Check every line in the records below for the word "about" and report how many have it, nothing more.
▶
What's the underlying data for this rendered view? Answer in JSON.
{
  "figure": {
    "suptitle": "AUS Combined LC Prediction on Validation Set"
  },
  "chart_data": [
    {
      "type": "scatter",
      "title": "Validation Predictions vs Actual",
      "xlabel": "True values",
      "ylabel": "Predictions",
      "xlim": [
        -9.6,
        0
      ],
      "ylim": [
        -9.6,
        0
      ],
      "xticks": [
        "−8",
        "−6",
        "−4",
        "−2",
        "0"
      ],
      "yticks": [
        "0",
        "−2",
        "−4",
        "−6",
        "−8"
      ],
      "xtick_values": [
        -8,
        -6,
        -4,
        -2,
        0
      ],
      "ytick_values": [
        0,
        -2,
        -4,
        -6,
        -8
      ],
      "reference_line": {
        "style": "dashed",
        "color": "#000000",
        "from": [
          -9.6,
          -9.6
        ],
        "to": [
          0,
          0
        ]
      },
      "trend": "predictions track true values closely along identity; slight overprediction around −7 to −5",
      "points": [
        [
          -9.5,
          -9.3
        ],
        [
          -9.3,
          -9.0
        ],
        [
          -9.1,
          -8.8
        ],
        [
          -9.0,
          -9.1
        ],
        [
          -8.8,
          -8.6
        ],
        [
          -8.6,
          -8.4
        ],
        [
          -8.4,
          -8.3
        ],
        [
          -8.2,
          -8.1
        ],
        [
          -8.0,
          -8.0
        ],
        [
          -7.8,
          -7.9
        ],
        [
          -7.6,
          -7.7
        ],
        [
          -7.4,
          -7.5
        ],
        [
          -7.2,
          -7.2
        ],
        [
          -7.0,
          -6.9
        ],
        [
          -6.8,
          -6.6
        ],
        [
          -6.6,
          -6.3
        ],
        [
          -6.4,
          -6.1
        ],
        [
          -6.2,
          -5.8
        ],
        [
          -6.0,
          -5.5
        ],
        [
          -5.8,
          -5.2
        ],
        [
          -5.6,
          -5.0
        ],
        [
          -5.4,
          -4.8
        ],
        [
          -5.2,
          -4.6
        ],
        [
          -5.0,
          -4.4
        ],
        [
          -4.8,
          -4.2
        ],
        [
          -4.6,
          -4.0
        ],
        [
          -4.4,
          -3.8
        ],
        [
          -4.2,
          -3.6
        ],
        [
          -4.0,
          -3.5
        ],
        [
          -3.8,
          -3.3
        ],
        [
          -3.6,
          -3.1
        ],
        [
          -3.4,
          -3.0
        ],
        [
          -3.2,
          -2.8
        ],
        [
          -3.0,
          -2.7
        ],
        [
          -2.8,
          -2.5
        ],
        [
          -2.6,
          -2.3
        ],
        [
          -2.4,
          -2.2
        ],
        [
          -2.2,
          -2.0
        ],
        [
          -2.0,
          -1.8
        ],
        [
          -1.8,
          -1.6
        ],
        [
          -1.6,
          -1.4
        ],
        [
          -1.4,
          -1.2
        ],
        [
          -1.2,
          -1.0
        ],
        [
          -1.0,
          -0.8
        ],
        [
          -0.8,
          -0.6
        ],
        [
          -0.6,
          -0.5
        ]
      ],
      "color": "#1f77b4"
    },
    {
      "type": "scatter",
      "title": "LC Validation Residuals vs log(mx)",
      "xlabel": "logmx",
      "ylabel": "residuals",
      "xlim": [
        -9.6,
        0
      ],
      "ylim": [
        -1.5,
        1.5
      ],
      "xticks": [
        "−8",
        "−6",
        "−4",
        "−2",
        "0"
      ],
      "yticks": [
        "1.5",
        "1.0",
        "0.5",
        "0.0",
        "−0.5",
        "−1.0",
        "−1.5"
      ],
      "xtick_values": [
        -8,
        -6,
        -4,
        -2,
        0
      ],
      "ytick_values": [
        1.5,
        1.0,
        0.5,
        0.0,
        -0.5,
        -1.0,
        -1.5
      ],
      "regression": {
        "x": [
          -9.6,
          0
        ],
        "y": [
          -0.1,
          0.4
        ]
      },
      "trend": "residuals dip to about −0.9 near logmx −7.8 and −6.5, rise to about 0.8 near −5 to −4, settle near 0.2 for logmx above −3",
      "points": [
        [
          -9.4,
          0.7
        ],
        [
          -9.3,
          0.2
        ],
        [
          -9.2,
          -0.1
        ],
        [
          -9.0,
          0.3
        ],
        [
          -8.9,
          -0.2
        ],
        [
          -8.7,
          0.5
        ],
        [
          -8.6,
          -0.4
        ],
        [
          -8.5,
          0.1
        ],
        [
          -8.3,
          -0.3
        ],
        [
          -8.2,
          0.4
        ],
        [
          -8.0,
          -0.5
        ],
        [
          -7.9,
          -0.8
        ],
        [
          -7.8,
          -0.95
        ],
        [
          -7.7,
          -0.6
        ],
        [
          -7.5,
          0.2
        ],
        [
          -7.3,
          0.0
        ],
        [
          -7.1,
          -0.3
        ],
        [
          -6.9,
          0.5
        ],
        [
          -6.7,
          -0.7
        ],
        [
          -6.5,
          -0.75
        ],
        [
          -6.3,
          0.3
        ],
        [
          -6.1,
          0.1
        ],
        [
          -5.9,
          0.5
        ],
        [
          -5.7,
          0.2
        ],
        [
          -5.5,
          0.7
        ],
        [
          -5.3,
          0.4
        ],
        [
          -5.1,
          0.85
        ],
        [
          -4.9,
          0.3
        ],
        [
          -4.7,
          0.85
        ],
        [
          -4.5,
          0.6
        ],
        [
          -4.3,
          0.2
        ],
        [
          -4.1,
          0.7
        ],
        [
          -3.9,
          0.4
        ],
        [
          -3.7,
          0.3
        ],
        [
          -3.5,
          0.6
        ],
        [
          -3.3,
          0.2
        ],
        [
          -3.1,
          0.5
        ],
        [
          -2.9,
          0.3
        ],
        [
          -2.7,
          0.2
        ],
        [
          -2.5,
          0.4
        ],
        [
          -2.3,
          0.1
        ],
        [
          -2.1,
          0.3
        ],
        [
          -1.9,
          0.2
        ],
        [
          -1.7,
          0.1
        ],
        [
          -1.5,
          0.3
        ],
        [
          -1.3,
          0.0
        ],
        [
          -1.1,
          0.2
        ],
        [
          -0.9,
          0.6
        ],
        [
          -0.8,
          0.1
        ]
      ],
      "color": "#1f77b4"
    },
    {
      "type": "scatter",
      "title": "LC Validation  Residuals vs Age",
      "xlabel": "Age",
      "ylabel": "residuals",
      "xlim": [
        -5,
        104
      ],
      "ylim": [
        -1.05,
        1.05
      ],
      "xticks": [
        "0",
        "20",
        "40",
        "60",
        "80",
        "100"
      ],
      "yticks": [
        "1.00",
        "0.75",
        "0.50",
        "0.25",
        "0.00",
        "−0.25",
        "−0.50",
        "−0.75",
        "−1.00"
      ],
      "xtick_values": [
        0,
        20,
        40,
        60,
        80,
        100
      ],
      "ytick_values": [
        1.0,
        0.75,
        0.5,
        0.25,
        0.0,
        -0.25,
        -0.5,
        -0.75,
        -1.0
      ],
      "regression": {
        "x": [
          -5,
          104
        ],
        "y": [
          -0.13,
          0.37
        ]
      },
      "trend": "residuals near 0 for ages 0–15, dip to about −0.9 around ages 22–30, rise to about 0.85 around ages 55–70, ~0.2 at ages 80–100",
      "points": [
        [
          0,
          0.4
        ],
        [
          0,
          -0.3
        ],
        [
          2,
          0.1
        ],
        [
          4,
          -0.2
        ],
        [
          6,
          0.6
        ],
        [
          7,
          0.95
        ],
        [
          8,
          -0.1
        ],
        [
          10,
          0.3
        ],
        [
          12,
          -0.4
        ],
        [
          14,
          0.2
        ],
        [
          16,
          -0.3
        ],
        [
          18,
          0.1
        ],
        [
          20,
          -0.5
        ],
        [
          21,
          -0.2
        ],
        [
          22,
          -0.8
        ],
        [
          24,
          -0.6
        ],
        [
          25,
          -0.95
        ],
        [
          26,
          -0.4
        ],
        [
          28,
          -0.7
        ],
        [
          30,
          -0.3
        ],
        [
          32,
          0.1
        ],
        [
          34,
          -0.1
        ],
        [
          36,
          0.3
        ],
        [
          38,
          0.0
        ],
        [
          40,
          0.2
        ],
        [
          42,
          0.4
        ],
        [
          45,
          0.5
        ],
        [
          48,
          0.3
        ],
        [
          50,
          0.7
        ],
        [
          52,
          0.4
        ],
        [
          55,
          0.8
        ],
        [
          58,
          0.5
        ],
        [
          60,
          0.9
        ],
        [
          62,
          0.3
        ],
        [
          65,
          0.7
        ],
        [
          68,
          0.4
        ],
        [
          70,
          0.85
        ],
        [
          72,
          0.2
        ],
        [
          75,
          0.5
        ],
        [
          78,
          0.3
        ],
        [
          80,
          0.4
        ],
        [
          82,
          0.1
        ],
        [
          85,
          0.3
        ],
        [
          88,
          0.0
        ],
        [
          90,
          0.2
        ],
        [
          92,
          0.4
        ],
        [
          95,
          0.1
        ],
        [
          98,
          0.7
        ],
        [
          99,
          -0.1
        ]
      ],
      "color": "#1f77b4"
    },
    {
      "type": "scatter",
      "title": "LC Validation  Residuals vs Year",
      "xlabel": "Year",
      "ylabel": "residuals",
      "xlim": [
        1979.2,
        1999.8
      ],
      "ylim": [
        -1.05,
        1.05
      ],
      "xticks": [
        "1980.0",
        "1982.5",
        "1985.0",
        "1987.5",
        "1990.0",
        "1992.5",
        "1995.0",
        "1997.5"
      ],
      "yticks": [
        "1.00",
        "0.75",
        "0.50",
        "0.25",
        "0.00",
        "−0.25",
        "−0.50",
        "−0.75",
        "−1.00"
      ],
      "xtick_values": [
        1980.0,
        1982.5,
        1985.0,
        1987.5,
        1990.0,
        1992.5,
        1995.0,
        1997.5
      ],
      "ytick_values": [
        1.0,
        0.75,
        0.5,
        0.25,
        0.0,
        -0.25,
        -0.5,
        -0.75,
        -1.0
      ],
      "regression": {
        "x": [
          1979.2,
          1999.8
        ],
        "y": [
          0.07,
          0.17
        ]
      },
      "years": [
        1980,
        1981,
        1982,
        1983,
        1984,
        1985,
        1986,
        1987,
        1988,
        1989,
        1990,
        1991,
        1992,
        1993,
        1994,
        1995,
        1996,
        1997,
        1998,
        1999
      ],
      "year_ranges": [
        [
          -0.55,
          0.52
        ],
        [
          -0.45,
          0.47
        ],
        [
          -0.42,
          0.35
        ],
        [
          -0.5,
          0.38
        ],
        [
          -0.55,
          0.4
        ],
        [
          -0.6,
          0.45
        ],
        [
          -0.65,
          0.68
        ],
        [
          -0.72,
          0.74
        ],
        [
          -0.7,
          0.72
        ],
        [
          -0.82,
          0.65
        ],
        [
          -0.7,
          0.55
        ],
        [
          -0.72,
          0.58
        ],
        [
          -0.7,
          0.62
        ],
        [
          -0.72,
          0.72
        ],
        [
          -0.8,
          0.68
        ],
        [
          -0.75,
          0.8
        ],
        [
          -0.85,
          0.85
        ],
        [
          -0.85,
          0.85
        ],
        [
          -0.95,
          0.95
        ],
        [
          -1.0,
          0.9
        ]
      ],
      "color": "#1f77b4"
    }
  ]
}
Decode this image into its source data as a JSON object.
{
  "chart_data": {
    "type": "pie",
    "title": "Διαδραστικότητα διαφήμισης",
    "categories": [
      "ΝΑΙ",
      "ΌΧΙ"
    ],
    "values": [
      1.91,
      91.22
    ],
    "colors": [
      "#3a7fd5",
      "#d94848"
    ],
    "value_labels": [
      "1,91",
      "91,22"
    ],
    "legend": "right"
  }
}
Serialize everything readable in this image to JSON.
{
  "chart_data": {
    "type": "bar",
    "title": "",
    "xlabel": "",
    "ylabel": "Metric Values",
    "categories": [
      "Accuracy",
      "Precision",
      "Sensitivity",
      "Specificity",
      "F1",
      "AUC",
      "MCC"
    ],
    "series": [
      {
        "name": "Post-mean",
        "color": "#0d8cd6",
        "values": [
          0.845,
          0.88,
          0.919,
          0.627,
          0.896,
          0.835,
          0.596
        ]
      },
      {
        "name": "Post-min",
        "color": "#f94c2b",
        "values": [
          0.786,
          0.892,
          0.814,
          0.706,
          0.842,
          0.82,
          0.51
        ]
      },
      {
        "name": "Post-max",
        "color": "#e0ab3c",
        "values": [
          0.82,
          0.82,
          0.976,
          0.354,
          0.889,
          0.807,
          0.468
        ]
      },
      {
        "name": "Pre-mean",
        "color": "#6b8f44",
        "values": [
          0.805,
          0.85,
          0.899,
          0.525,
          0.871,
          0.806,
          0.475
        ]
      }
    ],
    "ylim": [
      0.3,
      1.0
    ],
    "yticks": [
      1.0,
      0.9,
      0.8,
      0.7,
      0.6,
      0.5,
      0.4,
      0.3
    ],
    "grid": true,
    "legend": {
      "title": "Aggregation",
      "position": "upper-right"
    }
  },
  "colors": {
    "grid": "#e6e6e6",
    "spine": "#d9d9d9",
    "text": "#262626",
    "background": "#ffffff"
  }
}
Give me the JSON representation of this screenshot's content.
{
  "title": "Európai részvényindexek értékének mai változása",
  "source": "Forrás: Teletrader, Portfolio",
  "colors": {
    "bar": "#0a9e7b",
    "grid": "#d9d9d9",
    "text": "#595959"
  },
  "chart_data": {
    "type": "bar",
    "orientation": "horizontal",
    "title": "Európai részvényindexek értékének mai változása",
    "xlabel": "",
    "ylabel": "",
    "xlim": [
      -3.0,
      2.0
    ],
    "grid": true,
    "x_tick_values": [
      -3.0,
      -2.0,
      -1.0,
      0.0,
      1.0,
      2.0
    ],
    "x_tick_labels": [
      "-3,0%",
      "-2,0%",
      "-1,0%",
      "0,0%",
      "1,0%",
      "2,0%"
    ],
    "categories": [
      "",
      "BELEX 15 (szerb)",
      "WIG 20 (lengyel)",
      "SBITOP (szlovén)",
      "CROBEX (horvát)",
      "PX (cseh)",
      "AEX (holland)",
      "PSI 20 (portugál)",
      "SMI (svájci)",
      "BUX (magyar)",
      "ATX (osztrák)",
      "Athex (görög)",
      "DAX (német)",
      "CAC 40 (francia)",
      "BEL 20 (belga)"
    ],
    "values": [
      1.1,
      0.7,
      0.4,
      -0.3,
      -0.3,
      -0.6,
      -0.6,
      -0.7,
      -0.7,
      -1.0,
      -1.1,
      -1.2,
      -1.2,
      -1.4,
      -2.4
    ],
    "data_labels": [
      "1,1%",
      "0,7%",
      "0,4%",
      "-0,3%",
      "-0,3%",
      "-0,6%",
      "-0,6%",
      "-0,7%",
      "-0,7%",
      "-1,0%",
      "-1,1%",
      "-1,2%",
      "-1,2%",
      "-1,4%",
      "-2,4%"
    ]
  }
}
◀
■ **FINISHED ANSWER**: 2